▶ [TASK DETAILS]: Rewrite the listing below as a JSON list of strings, one string per line, leaving out blank lines and the picture.

▶ [DATA PROVIDED]:
##############################
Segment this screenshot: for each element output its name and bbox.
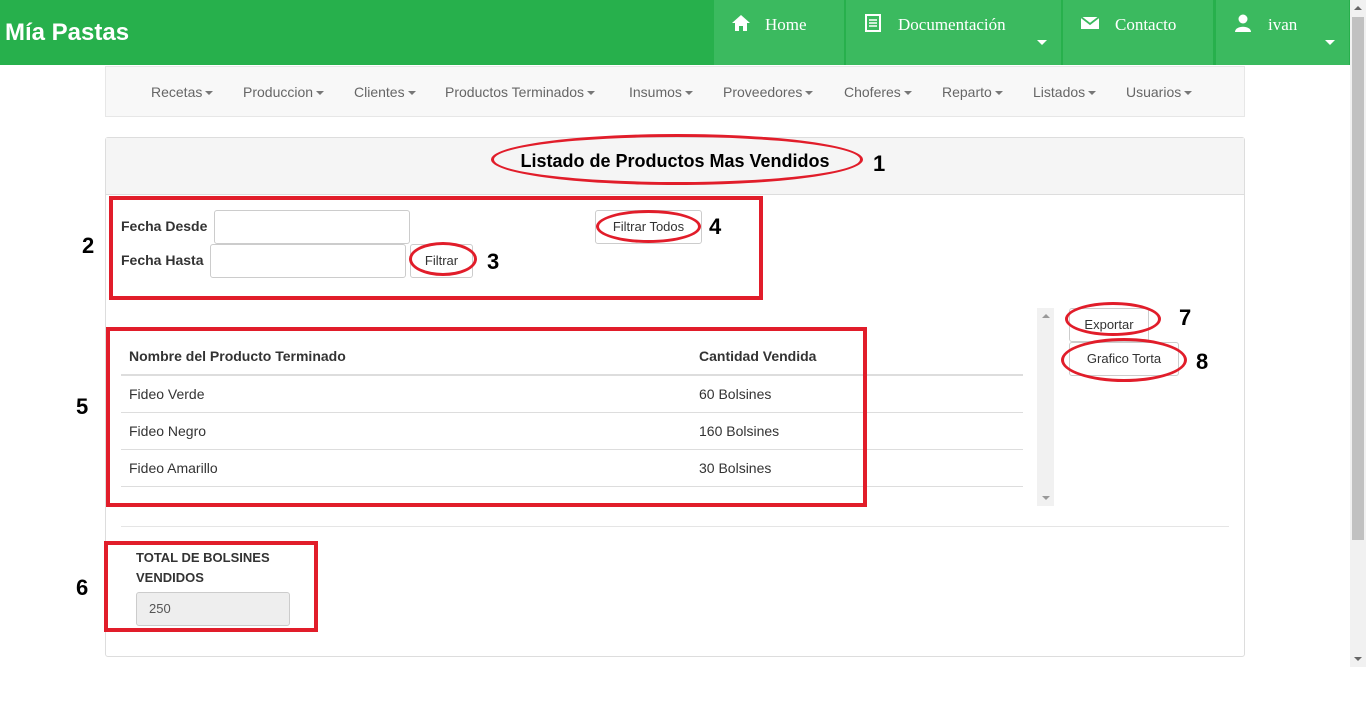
subnav-produccion-label: Produccion xyxy=(243,84,314,100)
brand-logo[interactable]: Mía Pastas xyxy=(5,19,129,47)
caret-down-icon xyxy=(684,91,693,96)
user-icon xyxy=(1235,14,1251,32)
secondary-navbar: Recetas Produccion Clientes Productos Te… xyxy=(105,66,1245,117)
subnav-listados[interactable]: Listados xyxy=(1033,84,1097,100)
caret-down-icon xyxy=(407,91,416,96)
subnav-clientes[interactable]: Clientes xyxy=(354,84,416,100)
annotation-oval-title xyxy=(491,134,863,185)
subnav-insumos[interactable]: Insumos xyxy=(629,84,693,100)
subnav-productos-terminados-label: Productos Terminados xyxy=(445,84,585,100)
chevron-down-icon xyxy=(1325,40,1335,45)
subnav-insumos-label: Insumos xyxy=(629,84,682,100)
subnav-usuarios-label: Usuarios xyxy=(1126,84,1182,100)
scroll-down-icon[interactable] xyxy=(1042,496,1050,500)
annotation-oval-filtrar xyxy=(409,242,477,276)
nav-user-label: ivan xyxy=(1268,15,1298,34)
nav-contacto-label: Contacto xyxy=(1115,15,1177,34)
subnav-listados-label: Listados xyxy=(1033,84,1086,100)
scroll-up-icon[interactable] xyxy=(1354,6,1362,10)
subnav-recetas-label: Recetas xyxy=(151,84,203,100)
page: Mía Pastas Home Documentación Contacto i… xyxy=(0,0,1366,728)
divider xyxy=(121,526,1229,527)
caret-down-icon xyxy=(587,91,596,96)
subnav-proveedores-label: Proveedores xyxy=(723,84,803,100)
caret-down-icon xyxy=(994,91,1003,96)
caret-down-icon xyxy=(205,91,214,96)
chevron-down-icon xyxy=(1037,40,1047,45)
scroll-down-icon[interactable] xyxy=(1354,657,1362,661)
annotation-box-table xyxy=(106,327,867,507)
nav-user[interactable]: ivan xyxy=(1216,0,1349,65)
caret-down-icon xyxy=(903,91,912,96)
subnav-usuarios[interactable]: Usuarios xyxy=(1126,84,1193,100)
subnav-choferes-label: Choferes xyxy=(844,84,901,100)
nav-documentacion-label: Documentación xyxy=(898,15,1006,34)
subnav-reparto[interactable]: Reparto xyxy=(942,84,1003,100)
nav-contacto[interactable]: Contacto xyxy=(1063,0,1213,65)
table-scrollbar[interactable] xyxy=(1037,308,1054,506)
list-icon xyxy=(865,14,881,32)
annotation-number: 8 xyxy=(1196,349,1209,374)
caret-down-icon xyxy=(805,91,814,96)
annotation-number: 3 xyxy=(487,249,500,274)
top-navbar: Mía Pastas Home Documentación Contacto i… xyxy=(0,0,1350,65)
annotation-number: 5 xyxy=(76,394,89,419)
annotation-oval-filtrar-todos xyxy=(596,210,701,243)
caret-down-icon xyxy=(1088,91,1097,96)
subnav-clientes-label: Clientes xyxy=(354,84,405,100)
annotation-number: 6 xyxy=(76,575,89,600)
subnav-choferes[interactable]: Choferes xyxy=(844,84,912,100)
scrollbar-thumb[interactable] xyxy=(1352,17,1364,540)
home-icon xyxy=(732,15,750,31)
subnav-reparto-label: Reparto xyxy=(942,84,992,100)
scroll-up-icon[interactable] xyxy=(1042,314,1050,318)
envelope-icon xyxy=(1080,16,1100,29)
caret-down-icon xyxy=(316,91,325,96)
annotation-oval-grafico xyxy=(1061,338,1187,382)
nav-home[interactable]: Home xyxy=(714,0,844,65)
nav-home-label: Home xyxy=(765,15,807,34)
page-scrollbar[interactable] xyxy=(1350,0,1366,667)
nav-documentacion[interactable]: Documentación xyxy=(846,0,1061,65)
annotation-number: 2 xyxy=(82,233,95,258)
caret-down-icon xyxy=(1184,91,1193,96)
annotation-oval-exportar xyxy=(1065,302,1161,336)
annotation-number: 4 xyxy=(709,214,722,239)
subnav-produccion[interactable]: Produccion xyxy=(243,84,325,100)
subnav-proveedores[interactable]: Proveedores xyxy=(723,84,814,100)
subnav-recetas[interactable]: Recetas xyxy=(151,84,214,100)
subnav-productos-terminados[interactable]: Productos Terminados xyxy=(445,84,596,100)
annotation-box-total xyxy=(104,541,318,632)
annotation-number: 7 xyxy=(1179,305,1192,330)
annotation-number: 1 xyxy=(873,151,886,176)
##############################
▶ [RESULT BELOW]:
[
  "Segment this screenshot: for each element output its name and bbox.",
  "subnav-produccion-label: Produccion xyxy=(243,84,314,100)",
  "brand-logo[interactable]: Mía Pastas xyxy=(5,19,129,47)",
  "caret-down-icon xyxy=(684,91,693,96)",
  "user-icon xyxy=(1235,14,1251,32)",
  "secondary-navbar: Recetas Produccion Clientes Productos Te… xyxy=(105,66,1245,117)",
  "subnav-listados[interactable]: Listados xyxy=(1033,84,1097,100)",
  "caret-down-icon xyxy=(407,91,416,96)",
  "subnav-clientes[interactable]: Clientes xyxy=(354,84,416,100)",
  "annotation-oval-title xyxy=(491,134,863,185)",
  "subnav-insumos[interactable]: Insumos xyxy=(629,84,693,100)",
  "subnav-productos-terminados-label: Productos Terminados xyxy=(445,84,585,100)",
  "chevron-down-icon xyxy=(1325,40,1335,45)",
  "subnav-insumos-label: Insumos xyxy=(629,84,682,100)",
  "subnav-usuarios-label: Usuarios xyxy=(1126,84,1182,100)",
  "scroll-down-icon[interactable] xyxy=(1042,496,1050,500)",
  "annotation-oval-filtrar xyxy=(409,242,477,276)",
  "nav-user-label: ivan xyxy=(1268,15,1298,34)",
  "nav-contacto-label: Contacto xyxy=(1115,15,1177,34)",
  "subnav-listados-label: Listados xyxy=(1033,84,1086,100)",
  "scroll-up-icon[interactable] xyxy=(1354,6,1362,10)",
  "subnav-recetas-label: Recetas xyxy=(151,84,203,100)",
  "page: Mía Pastas Home Documentación Contacto i… xyxy=(0,0,1366,728)",
  "divider xyxy=(121,526,1229,527)",
  "caret-down-icon xyxy=(587,91,596,96)",
  "subnav-proveedores-label: Proveedores xyxy=(723,84,803,100)",
  "caret-down-icon xyxy=(994,91,1003,96)",
  "caret-down-icon xyxy=(205,91,214,96)",
  "chevron-down-icon xyxy=(1037,40,1047,45)",
  "scroll-down-icon[interactable] xyxy=(1354,657,1362,661)",
  "annotation-box-table xyxy=(106,327,867,507)",
  "nav-user[interactable]: ivan xyxy=(1216,0,1349,65)",
  "caret-down-icon xyxy=(903,91,912,96)",
  "subnav-usuarios[interactable]: Usuarios xyxy=(1126,84,1193,100)",
  "subnav-choferes-label: Choferes xyxy=(844,84,901,100)",
  "nav-documentacion-label: Documentación xyxy=(898,15,1006,34)",
  "subnav-reparto[interactable]: Reparto xyxy=(942,84,1003,100)",
  "nav-contacto[interactable]: Contacto xyxy=(1063,0,1213,65)",
  "table-scrollbar[interactable] xyxy=(1037,308,1054,506)",
  "list-icon xyxy=(865,14,881,32)",
  "annotation-number: 8 xyxy=(1196,349,1209,374)",
  "caret-down-icon xyxy=(805,91,814,96)",
  "annotation-number: 3 xyxy=(487,249,500,274)",
  "top-navbar: Mía Pastas Home Documentación Contacto i… xyxy=(0,0,1350,65)",
  "annotation-number: 5 xyxy=(76,394,89,419)",
  "annotation-oval-filtrar-todos xyxy=(596,210,701,243)",
  "caret-down-icon xyxy=(1088,91,1097,96)",
  "subnav-clientes-label: Clientes xyxy=(354,84,405,100)",
  "annotation-number: 6 xyxy=(76,575,89,600)",
  "subnav-choferes[interactable]: Choferes xyxy=(844,84,912,100)",
  "scrollbar-thumb[interactable] xyxy=(1352,17,1364,540)",
  "home-icon xyxy=(732,15,750,31)",
  "subnav-reparto-label: Reparto xyxy=(942,84,992,100)",
  "scroll-up-icon[interactable] xyxy=(1042,314,1050,318)",
  "envelope-icon xyxy=(1080,16,1100,29)",
  "caret-down-icon xyxy=(316,91,325,96)",
  "annotation-oval-grafico xyxy=(1061,338,1187,382)",
  "nav-home[interactable]: Home xyxy=(714,0,844,65)",
  "nav-home-label: Home xyxy=(765,15,807,34)",
  "page-scrollbar[interactable] xyxy=(1350,0,1366,667)",
  "nav-documentacion[interactable]: Documentación xyxy=(846,0,1061,65)",
  "annotation-number: 2 xyxy=(82,233,95,258)",
  "caret-down-icon xyxy=(1184,91,1193,96)",
  "annotation-oval-exportar xyxy=(1065,302,1161,336)",
  "annotation-number: 4 xyxy=(709,214,722,239)",
  "subnav-produccion[interactable]: Produccion xyxy=(243,84,325,100)",
  "subnav-proveedores[interactable]: Proveedores xyxy=(723,84,814,100)",
  "subnav-recetas[interactable]: Recetas xyxy=(151,84,214,100)",
  "subnav-productos-terminados[interactable]: Productos Terminados xyxy=(445,84,596,100)",
  "annotation-box-total xyxy=(104,541,318,632)",
  "annotation-number: 7 xyxy=(1179,305,1192,330)",
  "annotation-number: 1 xyxy=(873,151,886,176)"
]